Extract the lines that carry the string "name" from the listing.

-- begin --

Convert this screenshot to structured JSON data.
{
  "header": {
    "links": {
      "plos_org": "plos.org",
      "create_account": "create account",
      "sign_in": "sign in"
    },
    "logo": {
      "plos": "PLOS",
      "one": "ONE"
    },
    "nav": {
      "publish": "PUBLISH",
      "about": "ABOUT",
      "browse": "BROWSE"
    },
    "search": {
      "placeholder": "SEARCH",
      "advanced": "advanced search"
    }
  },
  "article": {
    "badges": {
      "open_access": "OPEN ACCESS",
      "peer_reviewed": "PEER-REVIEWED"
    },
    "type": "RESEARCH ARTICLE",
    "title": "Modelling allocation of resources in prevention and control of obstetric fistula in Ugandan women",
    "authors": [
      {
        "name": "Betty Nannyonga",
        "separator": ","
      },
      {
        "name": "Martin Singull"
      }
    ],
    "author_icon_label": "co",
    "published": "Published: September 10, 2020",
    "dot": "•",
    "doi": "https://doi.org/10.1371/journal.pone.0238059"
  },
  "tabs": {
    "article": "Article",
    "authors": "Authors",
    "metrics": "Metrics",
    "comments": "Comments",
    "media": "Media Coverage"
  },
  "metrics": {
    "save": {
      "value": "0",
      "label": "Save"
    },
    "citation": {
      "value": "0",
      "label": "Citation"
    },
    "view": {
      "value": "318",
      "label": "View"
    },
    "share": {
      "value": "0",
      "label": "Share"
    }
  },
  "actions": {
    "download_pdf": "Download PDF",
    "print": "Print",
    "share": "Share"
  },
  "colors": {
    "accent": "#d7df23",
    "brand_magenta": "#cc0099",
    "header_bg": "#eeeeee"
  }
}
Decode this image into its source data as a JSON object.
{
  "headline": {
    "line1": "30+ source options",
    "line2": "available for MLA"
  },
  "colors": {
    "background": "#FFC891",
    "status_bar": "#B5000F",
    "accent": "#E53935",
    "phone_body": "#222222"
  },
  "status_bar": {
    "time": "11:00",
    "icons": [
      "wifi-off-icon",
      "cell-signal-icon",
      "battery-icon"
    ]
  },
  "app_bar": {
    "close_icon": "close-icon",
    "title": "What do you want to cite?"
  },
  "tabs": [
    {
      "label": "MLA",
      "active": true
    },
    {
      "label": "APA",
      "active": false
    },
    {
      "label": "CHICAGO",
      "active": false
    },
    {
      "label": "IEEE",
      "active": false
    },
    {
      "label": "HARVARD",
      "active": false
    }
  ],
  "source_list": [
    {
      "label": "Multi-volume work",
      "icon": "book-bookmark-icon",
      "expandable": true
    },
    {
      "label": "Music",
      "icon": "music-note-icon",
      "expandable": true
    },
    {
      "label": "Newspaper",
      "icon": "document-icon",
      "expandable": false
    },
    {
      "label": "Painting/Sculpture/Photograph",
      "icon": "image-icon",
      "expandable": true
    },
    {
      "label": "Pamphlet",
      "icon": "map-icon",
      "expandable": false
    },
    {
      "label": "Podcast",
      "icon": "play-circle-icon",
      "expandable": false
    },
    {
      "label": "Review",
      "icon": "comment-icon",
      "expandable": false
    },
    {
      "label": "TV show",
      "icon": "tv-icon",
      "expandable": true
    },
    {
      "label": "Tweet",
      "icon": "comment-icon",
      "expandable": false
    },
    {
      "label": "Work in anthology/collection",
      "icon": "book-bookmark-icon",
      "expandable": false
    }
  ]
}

-- end --

OUTPUT FOR THIS EXERCISE:
        "name": "Betty Nannyonga",
        "name": "Martin Singull"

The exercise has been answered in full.